• Exercise requirements
All records below must be retyped exactly.

• Entries supplied
* * * * * * *

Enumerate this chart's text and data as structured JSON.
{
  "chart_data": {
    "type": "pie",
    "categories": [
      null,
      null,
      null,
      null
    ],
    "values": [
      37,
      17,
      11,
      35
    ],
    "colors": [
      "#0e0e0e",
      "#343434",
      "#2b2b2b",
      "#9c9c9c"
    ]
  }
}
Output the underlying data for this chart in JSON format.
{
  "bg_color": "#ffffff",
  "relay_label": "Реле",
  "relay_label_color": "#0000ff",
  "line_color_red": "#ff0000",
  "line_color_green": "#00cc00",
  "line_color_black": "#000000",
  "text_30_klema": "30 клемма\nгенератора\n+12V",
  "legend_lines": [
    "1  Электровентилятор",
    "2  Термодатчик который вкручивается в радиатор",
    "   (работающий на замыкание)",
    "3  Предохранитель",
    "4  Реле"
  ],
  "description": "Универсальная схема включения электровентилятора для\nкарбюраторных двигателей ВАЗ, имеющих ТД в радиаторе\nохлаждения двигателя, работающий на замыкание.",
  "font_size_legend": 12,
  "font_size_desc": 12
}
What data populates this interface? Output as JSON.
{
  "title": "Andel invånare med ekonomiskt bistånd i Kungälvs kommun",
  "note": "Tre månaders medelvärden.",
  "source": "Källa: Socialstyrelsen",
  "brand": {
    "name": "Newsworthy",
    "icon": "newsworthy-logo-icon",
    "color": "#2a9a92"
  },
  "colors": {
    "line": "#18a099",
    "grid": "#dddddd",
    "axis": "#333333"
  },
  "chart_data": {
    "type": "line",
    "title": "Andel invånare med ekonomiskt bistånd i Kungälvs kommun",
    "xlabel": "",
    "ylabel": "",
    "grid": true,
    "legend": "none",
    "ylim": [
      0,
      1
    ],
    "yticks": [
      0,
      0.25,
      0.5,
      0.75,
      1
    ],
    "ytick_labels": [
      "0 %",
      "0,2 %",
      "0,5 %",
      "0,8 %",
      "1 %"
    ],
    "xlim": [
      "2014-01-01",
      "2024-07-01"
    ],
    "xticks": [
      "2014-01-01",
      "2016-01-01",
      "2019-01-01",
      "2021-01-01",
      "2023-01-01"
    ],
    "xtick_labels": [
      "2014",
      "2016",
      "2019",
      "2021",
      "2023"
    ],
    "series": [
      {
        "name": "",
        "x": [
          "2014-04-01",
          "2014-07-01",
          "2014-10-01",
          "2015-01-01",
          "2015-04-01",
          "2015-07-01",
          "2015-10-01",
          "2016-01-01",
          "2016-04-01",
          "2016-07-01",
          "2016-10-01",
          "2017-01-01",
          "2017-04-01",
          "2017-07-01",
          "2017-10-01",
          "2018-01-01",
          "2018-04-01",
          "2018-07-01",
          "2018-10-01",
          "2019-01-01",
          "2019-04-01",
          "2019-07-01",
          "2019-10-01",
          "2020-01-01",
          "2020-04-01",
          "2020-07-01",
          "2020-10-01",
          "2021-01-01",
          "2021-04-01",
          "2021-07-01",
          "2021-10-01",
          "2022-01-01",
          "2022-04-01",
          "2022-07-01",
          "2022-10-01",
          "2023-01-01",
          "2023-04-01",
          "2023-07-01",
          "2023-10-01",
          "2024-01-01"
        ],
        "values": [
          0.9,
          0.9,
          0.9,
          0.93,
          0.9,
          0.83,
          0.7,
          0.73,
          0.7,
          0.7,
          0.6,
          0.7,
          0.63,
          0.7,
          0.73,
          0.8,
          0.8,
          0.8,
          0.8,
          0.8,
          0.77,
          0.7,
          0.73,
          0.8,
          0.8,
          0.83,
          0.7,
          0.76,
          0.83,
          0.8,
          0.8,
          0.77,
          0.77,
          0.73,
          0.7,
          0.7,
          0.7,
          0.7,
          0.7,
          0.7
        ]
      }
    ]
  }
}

* * * * * * *

• Written response
Enumerate this chart's text and data as structured JSON.
{
  "chart_data": {
    "type": "pie",
    "categories": [
      null,
      null,
      null,
      null
    ],
    "values": [
      37,
      17,
      11,
      35
    ],
    "colors": [
      "#0e0e0e",
      "#343434",
      "#2b2b2b",
      "#9c9c9c"
    ]
  }
}
Output the underlying data for this chart in JSON format.
{
  "bg_color": "#ffffff",
  "relay_label": "Реле",
  "relay_label_color": "#0000ff",
  "line_color_red": "#ff0000",
  "line_color_green": "#00cc00",
  "line_color_black": "#000000",
  "text_30_klema": "30 клемма\nгенератора\n+12V",
  "legend_lines": [
    "1  Электровентилятор",
    "2  Термодатчик который вкручивается в радиатор",
    "   (работающий на замыкание)",
    "3  Предохранитель",
    "4  Реле"
  ],
  "description": "Универсальная схема включения электровентилятора для\nкарбюраторных двигателей ВАЗ, имеющих ТД в радиаторе\nохлаждения двигателя, работающий на замыкание.",
  "font_size_legend": 12,
  "font_size_desc": 12
}
What data populates this interface? Output as JSON.
{
  "title": "Andel invånare med ekonomiskt bistånd i Kungälvs kommun",
  "note": "Tre månaders medelvärden.",
  "source": "Källa: Socialstyrelsen",
  "brand": {
    "name": "Newsworthy",
    "icon": "newsworthy-logo-icon",
    "color": "#2a9a92"
  },
  "colors": {
    "line": "#18a099",
    "grid": "#dddddd",
    "axis": "#333333"
  },
  "chart_data": {
    "type": "line",
    "title": "Andel invånare med ekonomiskt bistånd i Kungälvs kommun",
    "xlabel": "",
    "ylabel": "",
    "grid": true,
    "legend": "none",
    "ylim": [
      0,
      1
    ],
    "yticks": [
      0,
      0.25,
      0.5,
      0.75,
      1
    ],
    "ytick_labels": [
      "0 %",
      "0,2 %",
      "0,5 %",
      "0,8 %",
      "1 %"
    ],
    "xlim": [
      "2014-01-01",
      "2024-07-01"
    ],
    "xticks": [
      "2014-01-01",
      "2016-01-01",
      "2019-01-01",
      "2021-01-01",
      "2023-01-01"
    ],
    "xtick_labels": [
      "2014",
      "2016",
      "2019",
      "2021",
      "2023"
    ],
    "series": [
      {
        "name": "",
        "x": [
          "2014-04-01",
          "2014-07-01",
          "2014-10-01",
          "2015-01-01",
          "2015-04-01",
          "2015-07-01",
          "2015-10-01",
          "2016-01-01",
          "2016-04-01",
          "2016-07-01",
          "2016-10-01",
          "2017-01-01",
          "2017-04-01",
          "2017-07-01",
          "2017-10-01",
          "2018-01-01",
          "2018-04-01",
          "2018-07-01",
          "2018-10-01",
          "2019-01-01",
          "2019-04-01",
          "2019-07-01",
          "2019-10-01",
          "2020-01-01",
          "2020-04-01",
          "2020-07-01",
          "2020-10-01",
          "2021-01-01",
          "2021-04-01",
          "2021-07-01",
          "2021-10-01",
          "2022-01-01",
          "2022-04-01",
          "2022-07-01",
          "2022-10-01",
          "2023-01-01",
          "2023-04-01",
          "2023-07-01",
          "2023-10-01",
          "2024-01-01"
        ],
        "values": [
          0.9,
          0.9,
          0.9,
          0.93,
          0.9,
          0.83,
          0.7,
          0.73,
          0.7,
          0.7,
          0.6,
          0.7,
          0.63,
          0.7,
          0.73,
          0.8,
          0.8,
          0.8,
          0.8,
          0.8,
          0.77,
          0.7,
          0.73,
          0.8,
          0.8,
          0.83,
          0.7,
          0.76,
          0.83,
          0.8,
          0.8,
          0.77,
          0.77,
          0.73,
          0.7,
          0.7,
          0.7,
          0.7,
          0.7,
          0.7
        ]
      }
    ]
  }
}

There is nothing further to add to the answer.